SHORT TASK:
Leave out the images; return the rest of the data exactly.

EXERCISE INPUTS:
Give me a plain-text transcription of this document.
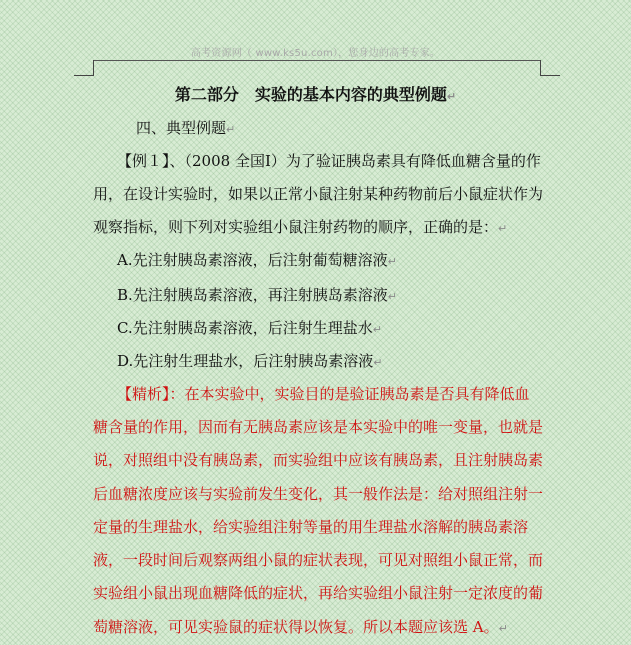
高考资源网（ www.ks5u.com），您身边的高考专家。
第二部分　实验的基本内容的典型例题↵
四、典型例题↵
【例１】、（2008 全国Ⅰ）为了验证胰岛素具有降低血糖含量的作
用，在设计实验时，如果以正常小鼠注射某种药物前后小鼠症状作为
观察指标，则下列对实验组小鼠注射药物的顺序，正确的是：↵
A.先注射胰岛素溶液，后注射葡萄糖溶液↵
B.先注射胰岛素溶液，再注射胰岛素溶液↵
C.先注射胰岛素溶液，后注射生理盐水↵
D.先注射生理盐水，后注射胰岛素溶液↵
【精析】：在本实验中，实验目的是验证胰岛素是否具有降低血
糖含量的作用，因而有无胰岛素应该是本实验中的唯一变量，也就是
说，对照组中没有胰岛素，而实验组中应该有胰岛素，且注射胰岛素
后血糖浓度应该与实验前发生变化，其一般作法是：给对照组注射一
定量的生理盐水，给实验组注射等量的用生理盐水溶解的胰岛素溶
液，一段时间后观察两组小鼠的症状表现，可见对照组小鼠正常，而
实验组小鼠出现血糖降低的症状，再给实验组小鼠注射一定浓度的葡
萄糖溶液，可见实验鼠的症状得以恢复。所以本题应该选 A。↵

EXERCISE SOLUTION:
Give me a plain-text transcription of this document.
高考资源网（ www.ks5u.com），您身边的高考专家。
第二部分　实验的基本内容的典型例题↵
四、典型例题↵
【例１】、（2008 全国Ⅰ）为了验证胰岛素具有降低血糖含量的作
用，在设计实验时，如果以正常小鼠注射某种药物前后小鼠症状作为
观察指标，则下列对实验组小鼠注射药物的顺序，正确的是：↵
A.先注射胰岛素溶液，后注射葡萄糖溶液↵
B.先注射胰岛素溶液，再注射胰岛素溶液↵
C.先注射胰岛素溶液，后注射生理盐水↵
D.先注射生理盐水，后注射胰岛素溶液↵
【精析】：在本实验中，实验目的是验证胰岛素是否具有降低血
糖含量的作用，因而有无胰岛素应该是本实验中的唯一变量，也就是
说，对照组中没有胰岛素，而实验组中应该有胰岛素，且注射胰岛素
后血糖浓度应该与实验前发生变化，其一般作法是：给对照组注射一
定量的生理盐水，给实验组注射等量的用生理盐水溶解的胰岛素溶
液，一段时间后观察两组小鼠的症状表现，可见对照组小鼠正常，而
实验组小鼠出现血糖降低的症状，再给实验组小鼠注射一定浓度的葡
萄糖溶液，可见实验鼠的症状得以恢复。所以本题应该选 A。↵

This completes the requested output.